▸ **Task instructions**: Collect all lines from the records below that include the word "hermoso".

Dataset items
_____

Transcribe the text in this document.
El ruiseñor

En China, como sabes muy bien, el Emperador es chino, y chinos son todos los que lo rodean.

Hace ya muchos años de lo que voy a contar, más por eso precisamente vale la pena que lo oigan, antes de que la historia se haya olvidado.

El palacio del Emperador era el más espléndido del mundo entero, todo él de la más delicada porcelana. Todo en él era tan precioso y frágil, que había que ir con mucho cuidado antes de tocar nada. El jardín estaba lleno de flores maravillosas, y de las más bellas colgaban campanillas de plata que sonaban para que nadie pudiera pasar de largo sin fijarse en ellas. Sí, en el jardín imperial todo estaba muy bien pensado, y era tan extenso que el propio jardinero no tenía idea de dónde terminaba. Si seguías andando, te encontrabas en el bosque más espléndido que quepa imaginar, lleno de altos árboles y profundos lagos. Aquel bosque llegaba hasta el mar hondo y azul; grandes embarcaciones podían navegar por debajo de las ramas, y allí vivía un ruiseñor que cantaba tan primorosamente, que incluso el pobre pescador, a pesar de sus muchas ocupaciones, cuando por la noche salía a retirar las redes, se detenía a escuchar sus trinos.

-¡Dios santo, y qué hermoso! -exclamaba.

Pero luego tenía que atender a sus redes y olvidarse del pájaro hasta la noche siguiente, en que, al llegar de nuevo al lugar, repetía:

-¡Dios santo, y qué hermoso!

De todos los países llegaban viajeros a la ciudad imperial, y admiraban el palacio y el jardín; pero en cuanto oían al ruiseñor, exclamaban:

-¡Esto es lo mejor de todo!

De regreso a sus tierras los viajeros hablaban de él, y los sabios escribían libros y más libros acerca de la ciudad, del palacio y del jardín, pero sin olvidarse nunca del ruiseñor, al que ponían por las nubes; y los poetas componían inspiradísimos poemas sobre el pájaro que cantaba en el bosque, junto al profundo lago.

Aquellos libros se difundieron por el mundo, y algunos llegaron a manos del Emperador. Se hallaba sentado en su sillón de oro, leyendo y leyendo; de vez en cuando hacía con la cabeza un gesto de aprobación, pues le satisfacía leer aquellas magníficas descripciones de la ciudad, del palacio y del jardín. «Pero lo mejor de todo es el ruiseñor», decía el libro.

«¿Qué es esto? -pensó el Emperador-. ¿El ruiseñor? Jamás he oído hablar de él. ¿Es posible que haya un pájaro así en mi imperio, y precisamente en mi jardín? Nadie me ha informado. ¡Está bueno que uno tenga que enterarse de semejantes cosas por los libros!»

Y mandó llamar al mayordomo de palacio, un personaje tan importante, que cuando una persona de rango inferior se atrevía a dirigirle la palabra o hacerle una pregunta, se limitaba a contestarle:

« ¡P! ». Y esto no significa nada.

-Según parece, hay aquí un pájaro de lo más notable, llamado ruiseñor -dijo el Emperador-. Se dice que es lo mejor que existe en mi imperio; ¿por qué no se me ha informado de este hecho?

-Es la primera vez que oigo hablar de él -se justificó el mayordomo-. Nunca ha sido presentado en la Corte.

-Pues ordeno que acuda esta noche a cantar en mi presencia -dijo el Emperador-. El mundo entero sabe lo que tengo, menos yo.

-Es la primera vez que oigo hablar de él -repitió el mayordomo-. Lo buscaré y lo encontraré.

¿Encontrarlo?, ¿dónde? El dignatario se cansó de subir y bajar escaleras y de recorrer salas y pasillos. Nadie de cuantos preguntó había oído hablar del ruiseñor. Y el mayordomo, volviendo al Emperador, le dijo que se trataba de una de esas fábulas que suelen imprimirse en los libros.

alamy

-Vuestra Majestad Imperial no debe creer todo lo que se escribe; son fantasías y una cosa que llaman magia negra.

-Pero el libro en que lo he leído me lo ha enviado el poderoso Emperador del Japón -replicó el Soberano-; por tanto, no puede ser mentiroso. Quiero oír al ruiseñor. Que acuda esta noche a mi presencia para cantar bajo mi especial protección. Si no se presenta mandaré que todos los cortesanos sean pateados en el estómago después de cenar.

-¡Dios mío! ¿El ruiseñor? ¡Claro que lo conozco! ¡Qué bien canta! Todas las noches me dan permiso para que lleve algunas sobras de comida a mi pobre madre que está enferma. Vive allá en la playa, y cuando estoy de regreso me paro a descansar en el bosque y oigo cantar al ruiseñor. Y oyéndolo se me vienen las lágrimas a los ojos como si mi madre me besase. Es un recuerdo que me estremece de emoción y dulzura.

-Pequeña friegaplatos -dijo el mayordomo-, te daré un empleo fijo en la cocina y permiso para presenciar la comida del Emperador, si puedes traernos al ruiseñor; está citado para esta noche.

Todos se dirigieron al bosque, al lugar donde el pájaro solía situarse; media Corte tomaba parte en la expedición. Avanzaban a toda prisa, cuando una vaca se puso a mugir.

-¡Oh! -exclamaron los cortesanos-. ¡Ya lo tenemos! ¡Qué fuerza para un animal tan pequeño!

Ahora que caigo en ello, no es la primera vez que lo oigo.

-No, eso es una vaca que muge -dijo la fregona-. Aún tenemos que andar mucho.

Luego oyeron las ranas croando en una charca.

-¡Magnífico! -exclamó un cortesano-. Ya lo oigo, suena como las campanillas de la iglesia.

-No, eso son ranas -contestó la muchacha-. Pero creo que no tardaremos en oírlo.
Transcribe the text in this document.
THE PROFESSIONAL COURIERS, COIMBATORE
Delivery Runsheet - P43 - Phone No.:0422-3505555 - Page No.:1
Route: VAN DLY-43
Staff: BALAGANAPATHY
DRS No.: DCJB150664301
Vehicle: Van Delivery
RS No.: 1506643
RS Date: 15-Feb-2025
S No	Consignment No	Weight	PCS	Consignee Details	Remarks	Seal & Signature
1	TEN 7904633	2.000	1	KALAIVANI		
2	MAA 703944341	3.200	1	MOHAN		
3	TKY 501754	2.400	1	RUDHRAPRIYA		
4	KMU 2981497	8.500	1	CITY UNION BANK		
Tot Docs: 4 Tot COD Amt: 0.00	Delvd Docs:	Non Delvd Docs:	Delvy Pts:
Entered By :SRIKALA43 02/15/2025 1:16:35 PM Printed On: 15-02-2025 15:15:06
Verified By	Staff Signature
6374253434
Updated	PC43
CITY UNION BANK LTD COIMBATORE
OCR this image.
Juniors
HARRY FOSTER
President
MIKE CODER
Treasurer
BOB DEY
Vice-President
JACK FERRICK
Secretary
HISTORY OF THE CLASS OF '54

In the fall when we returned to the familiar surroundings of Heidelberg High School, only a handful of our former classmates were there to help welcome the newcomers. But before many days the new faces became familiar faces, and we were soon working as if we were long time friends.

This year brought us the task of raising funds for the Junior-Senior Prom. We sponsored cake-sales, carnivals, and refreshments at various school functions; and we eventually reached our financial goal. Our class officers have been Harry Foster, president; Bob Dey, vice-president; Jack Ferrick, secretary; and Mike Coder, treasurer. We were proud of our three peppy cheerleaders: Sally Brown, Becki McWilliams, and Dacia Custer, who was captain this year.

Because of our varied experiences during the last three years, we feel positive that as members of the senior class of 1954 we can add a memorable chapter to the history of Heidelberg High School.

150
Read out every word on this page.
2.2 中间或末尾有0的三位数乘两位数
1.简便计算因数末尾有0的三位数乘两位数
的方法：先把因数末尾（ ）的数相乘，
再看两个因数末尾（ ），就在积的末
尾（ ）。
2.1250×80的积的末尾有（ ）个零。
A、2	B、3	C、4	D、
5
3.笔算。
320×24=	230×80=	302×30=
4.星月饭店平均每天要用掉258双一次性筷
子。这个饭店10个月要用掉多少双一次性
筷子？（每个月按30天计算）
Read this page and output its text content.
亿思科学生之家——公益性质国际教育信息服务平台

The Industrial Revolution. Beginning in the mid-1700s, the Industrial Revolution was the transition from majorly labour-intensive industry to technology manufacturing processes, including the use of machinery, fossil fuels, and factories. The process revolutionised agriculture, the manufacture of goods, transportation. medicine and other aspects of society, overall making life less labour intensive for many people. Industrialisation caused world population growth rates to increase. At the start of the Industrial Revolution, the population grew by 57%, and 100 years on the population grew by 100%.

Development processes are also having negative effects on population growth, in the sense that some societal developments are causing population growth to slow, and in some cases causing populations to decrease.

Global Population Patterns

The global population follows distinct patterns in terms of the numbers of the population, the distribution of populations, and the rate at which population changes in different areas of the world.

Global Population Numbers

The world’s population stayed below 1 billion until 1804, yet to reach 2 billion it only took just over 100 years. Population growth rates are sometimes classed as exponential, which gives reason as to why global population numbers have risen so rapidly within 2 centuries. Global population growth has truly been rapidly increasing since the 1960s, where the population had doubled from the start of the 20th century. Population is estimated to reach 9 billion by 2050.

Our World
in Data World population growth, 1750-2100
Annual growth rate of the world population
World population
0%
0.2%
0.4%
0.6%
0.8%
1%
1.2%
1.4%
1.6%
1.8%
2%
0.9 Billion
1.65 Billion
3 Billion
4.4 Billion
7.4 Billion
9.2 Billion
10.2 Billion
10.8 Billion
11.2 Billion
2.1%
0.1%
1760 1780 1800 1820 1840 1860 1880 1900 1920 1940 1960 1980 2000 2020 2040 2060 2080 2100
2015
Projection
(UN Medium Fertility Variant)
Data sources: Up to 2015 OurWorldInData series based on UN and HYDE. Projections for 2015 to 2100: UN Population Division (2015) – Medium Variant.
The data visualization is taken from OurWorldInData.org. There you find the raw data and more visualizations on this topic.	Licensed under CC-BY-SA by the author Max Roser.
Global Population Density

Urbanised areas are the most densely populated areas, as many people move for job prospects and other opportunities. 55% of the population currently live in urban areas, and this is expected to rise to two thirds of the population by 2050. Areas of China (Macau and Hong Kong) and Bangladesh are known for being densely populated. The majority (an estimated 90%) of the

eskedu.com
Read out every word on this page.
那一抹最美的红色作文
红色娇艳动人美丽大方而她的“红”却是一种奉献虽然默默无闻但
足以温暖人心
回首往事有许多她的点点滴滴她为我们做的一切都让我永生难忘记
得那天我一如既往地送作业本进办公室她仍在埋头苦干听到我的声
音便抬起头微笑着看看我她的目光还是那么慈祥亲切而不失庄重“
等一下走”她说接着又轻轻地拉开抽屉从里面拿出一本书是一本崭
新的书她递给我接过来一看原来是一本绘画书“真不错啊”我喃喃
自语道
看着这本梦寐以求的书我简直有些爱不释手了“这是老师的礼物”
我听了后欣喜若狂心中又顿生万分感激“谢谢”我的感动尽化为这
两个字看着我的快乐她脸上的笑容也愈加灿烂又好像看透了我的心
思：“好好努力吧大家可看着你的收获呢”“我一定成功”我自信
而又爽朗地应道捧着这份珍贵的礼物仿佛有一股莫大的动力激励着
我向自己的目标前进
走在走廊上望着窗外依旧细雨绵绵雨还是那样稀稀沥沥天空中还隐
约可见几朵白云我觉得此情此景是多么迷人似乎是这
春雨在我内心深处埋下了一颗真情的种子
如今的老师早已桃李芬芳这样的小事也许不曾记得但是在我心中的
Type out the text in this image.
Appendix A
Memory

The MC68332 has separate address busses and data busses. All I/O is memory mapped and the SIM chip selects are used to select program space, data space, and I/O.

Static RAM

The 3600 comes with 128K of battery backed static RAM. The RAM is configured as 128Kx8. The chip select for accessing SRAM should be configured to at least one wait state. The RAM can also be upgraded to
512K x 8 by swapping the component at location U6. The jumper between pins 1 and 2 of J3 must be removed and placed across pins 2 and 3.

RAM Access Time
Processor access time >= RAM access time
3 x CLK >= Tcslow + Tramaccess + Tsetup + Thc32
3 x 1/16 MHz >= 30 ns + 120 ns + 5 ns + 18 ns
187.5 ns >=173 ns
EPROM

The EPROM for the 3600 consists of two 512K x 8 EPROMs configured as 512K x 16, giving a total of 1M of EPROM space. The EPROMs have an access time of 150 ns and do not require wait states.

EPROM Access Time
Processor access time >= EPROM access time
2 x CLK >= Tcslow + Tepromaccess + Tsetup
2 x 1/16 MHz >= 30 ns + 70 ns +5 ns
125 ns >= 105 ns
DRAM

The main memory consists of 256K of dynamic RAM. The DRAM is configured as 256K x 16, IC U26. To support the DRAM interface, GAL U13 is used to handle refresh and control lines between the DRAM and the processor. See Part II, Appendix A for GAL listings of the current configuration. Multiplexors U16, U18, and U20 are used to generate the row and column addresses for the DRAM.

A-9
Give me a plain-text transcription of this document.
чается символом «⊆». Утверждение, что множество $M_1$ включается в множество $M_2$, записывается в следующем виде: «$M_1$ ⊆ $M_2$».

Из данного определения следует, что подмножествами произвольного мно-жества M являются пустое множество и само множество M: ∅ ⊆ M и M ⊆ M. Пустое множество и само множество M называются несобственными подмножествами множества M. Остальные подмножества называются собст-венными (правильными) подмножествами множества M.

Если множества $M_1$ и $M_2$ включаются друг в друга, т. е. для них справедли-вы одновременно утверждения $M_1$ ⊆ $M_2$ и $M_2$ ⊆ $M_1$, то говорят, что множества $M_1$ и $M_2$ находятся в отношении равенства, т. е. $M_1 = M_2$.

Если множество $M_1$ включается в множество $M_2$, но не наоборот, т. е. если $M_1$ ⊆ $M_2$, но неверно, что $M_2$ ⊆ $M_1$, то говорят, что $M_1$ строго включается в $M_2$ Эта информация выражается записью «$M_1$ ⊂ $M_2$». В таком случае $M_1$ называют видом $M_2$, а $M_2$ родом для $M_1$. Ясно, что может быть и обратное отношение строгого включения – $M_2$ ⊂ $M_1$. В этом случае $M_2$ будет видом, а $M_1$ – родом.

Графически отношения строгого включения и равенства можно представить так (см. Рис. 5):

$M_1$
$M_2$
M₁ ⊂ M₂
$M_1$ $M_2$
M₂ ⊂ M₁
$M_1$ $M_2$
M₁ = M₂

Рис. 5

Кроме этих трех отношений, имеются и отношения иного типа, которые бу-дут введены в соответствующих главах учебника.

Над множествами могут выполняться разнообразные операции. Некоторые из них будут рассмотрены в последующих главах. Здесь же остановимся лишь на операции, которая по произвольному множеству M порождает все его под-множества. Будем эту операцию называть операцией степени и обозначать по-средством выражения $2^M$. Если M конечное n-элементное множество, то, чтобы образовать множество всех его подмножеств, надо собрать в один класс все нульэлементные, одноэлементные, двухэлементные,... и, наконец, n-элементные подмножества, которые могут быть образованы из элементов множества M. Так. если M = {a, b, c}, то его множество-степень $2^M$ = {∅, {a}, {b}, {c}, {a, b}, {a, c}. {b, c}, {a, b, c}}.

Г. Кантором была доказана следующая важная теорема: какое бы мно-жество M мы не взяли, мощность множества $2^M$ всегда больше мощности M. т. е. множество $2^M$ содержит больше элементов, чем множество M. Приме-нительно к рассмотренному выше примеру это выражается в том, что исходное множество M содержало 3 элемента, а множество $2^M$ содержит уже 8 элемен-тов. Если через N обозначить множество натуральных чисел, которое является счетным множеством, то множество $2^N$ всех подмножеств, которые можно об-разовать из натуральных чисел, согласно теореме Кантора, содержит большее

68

_____

▸ **Written solution**:
-¡Dios santo, y qué hermoso! -exclamaba.
-¡Dios santo, y qué hermoso!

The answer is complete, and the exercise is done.